### ТЕКСТ СТРАНИЦЫ
Удивительно, но Кормер в самое глухое советское время, когда после вторжения в Чехословакию наступил “вельветовый сталинизм”, говорит не просто о соблазнах, но, по сути, о необходимости их преодоления. Казалось бы, что могла сделать интеллигенция в то время? А писатель толкует о ее ответственности за происходящее. О том, что она “явно держит в своих руках судьбы России, а с нею и всего мира”. В контексте жесткого социологизированного кормеровского анализа это не пафосная метафора, а очень рациональная констатация: интеллигенция или, если угодно, элиты несут свою долю ответственности за то, что, генерируя новые соблазны, которые на поверку оказываются лишь новой версией старых, они длят пребывание страны в гибельном анабиозе, по Кормеру, “нового русского мессианизма”.
Post scriptum
Арсений Рогинский: “Уберите Сталина”

### ЦЕЛЬ ЗАДАНИЯ
Продолжите текст о Кормере и ответственности интеллигенции, начав сразу после его последней строки.

### СТРОКИ ДАННЫХ

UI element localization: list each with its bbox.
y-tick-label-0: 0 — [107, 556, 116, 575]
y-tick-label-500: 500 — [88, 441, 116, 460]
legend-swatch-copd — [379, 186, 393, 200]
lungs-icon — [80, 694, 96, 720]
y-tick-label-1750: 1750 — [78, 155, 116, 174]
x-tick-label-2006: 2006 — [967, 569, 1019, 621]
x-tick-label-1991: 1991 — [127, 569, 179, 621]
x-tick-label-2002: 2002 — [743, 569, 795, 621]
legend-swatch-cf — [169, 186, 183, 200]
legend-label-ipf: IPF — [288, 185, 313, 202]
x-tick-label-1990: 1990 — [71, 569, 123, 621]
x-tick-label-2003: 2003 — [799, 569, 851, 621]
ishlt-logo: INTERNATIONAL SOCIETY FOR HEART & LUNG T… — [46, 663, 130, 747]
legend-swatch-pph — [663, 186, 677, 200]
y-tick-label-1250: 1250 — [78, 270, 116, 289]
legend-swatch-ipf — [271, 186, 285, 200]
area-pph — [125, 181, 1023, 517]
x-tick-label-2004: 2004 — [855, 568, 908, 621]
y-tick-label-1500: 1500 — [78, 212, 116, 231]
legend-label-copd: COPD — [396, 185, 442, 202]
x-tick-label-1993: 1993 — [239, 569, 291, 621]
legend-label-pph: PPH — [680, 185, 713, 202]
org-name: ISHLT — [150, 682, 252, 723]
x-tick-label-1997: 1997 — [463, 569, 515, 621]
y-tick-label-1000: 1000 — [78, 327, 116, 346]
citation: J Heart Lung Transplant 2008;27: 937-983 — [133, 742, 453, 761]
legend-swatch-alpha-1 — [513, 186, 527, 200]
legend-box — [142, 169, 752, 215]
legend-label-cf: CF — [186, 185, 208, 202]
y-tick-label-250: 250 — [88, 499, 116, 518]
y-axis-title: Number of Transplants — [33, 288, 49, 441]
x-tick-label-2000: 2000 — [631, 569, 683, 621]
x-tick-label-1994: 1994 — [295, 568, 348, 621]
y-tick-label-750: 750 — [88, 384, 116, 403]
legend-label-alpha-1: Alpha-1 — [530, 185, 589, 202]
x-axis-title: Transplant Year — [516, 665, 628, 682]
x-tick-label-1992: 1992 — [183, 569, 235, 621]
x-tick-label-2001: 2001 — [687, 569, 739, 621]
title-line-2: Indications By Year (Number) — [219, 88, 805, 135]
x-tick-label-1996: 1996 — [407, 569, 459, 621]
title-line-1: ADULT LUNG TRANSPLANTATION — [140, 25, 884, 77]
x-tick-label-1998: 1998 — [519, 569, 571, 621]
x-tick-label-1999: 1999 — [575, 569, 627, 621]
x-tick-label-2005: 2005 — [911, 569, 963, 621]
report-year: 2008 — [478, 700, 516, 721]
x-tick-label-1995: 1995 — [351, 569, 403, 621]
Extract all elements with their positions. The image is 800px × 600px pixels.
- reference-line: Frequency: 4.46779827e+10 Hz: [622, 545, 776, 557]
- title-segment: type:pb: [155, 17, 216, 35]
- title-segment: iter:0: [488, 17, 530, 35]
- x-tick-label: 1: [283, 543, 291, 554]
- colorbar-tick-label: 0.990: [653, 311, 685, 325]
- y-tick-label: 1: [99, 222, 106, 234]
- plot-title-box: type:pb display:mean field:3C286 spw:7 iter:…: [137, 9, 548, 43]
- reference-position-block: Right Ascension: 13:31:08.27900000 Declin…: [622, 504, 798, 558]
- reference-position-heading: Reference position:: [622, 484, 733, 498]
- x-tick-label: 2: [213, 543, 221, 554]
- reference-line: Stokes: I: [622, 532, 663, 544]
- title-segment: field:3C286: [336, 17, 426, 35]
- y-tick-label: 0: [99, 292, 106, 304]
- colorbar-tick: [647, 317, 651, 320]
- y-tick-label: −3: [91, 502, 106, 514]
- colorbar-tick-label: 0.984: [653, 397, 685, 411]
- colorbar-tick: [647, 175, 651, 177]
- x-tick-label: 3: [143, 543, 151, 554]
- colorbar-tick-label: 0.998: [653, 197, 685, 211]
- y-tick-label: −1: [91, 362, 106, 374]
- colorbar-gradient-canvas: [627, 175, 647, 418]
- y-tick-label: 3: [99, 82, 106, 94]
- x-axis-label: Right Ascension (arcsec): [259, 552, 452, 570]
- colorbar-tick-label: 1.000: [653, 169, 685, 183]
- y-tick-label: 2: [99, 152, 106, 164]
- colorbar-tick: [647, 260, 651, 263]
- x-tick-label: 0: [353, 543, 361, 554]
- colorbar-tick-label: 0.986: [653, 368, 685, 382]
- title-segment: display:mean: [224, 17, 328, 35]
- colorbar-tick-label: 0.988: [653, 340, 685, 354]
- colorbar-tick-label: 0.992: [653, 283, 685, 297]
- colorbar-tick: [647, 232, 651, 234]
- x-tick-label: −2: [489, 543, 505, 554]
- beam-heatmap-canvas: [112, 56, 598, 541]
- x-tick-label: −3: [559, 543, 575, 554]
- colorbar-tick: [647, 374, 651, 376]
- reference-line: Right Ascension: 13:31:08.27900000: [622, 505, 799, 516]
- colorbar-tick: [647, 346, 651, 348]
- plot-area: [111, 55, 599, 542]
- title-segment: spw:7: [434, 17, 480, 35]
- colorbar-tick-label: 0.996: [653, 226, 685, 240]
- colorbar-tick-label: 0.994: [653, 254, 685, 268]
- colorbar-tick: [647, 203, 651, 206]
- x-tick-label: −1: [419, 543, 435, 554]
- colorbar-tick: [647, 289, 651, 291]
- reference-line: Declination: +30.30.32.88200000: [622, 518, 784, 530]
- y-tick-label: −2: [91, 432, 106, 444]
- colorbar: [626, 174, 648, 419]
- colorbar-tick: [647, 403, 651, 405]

### ОТВЕТ НА ЗАДАНИЕ
Упомянутый в связи с Кормером Арсений Борисович Рогинский – политзэк, правозащитник, историк, филолог, ученик Юрия Лотмана, главный хранитель памяти о жертвах сталинских репрессий, глава “Мемориала”[8]. Умер в 2017 году в возрасте семидесяти одного года. Рогинский вышел из выдающегося поколения. Но даже среди представителей этой генерации сложно найти человека, соразмерного Арсению Борисовичу по масштабу и обаянию.
Однажды прямо на одной из конференций он сказал со знанием дела: “У зэков есть поговорка, она звучит так: «А что менты о нас говорят, так это нам по…» Однако лагерь – это ограниченное число людей. А когда о вас на всю страну говорят, что вы иностранный агент, то есть шпион, – это чудовищное унижение”. Весь опыт жизни Рогинского, родившегося в Вельске Архангельской области, в месте ссылки его отца, – это опыт сопротивления несправедливости. Ему было предложено покинуть страну, он отказался и – сел на четыре года, оттрубив весь срок полностью и выйдя на свободу прямо к началу перестройки. Рогинский прославился своим последним словом на суде – “Положение историка в Советском Союзе”, в котором речь шла в том числе об исторических архивах. Потом Рогинскому придется заниматься архивами дел, заведенных на миллионы советских людей.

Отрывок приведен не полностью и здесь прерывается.